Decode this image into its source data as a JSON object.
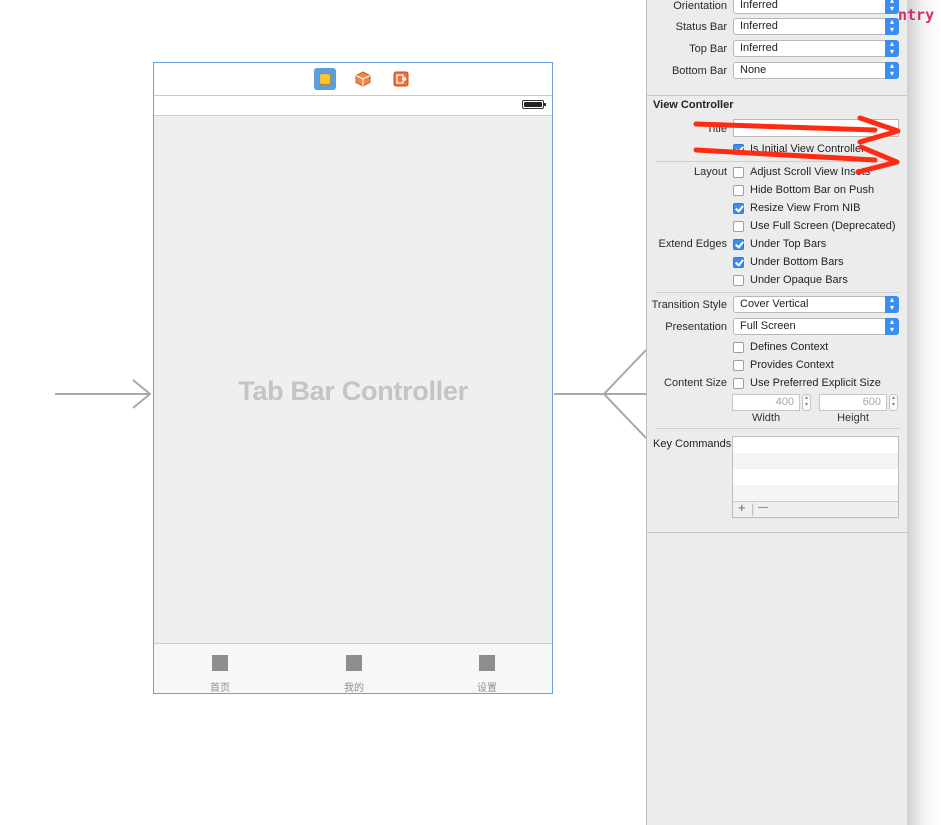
{
  "scene": {
    "title": "Tab Bar Controller",
    "dock_icons": [
      "view-controller-icon",
      "first-responder-cube-icon",
      "exit-icon"
    ],
    "tabs": [
      {
        "label": "首页"
      },
      {
        "label": "我的"
      },
      {
        "label": "设置"
      }
    ]
  },
  "code_peek": "ntry",
  "inspector": {
    "simulated_metrics": [
      {
        "label": "Orientation",
        "value": "Inferred"
      },
      {
        "label": "Status Bar",
        "value": "Inferred"
      },
      {
        "label": "Top Bar",
        "value": "Inferred"
      },
      {
        "label": "Bottom Bar",
        "value": "None"
      }
    ],
    "view_controller": {
      "section_title": "View Controller",
      "title_label": "Title",
      "title_value": "",
      "is_initial": {
        "label": "Is Initial View Controller",
        "checked": true
      },
      "layout_label": "Layout",
      "layout_options": [
        {
          "label": "Adjust Scroll View Insets",
          "checked": false
        },
        {
          "label": "Hide Bottom Bar on Push",
          "checked": false
        },
        {
          "label": "Resize View From NIB",
          "checked": true
        },
        {
          "label": "Use Full Screen (Deprecated)",
          "checked": false
        }
      ],
      "extend_edges_label": "Extend Edges",
      "extend_edges_options": [
        {
          "label": "Under Top Bars",
          "checked": true
        },
        {
          "label": "Under Bottom Bars",
          "checked": true
        },
        {
          "label": "Under Opaque Bars",
          "checked": false
        }
      ],
      "transition_style": {
        "label": "Transition Style",
        "value": "Cover Vertical"
      },
      "presentation": {
        "label": "Presentation",
        "value": "Full Screen"
      },
      "context_options": [
        {
          "label": "Defines Context",
          "checked": false
        },
        {
          "label": "Provides Context",
          "checked": false
        }
      ],
      "content_size": {
        "label": "Content Size",
        "checkbox_label": "Use Preferred Explicit Size",
        "checked": false,
        "width": "400",
        "height": "600",
        "width_label": "Width",
        "height_label": "Height"
      },
      "key_commands_label": "Key Commands",
      "add_symbol": "+",
      "remove_symbol": "—"
    }
  },
  "colors": {
    "selection_blue": "#3b8ef0",
    "scene_border": "#6e9fd8",
    "annotation_red": "#ff2a12"
  }
}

-- To be done --
Gather all lines where the word "Screen" appears.

-- Expected answer --
          "label": "Use Full Screen (Deprecated)",
        "value": "Full Screen"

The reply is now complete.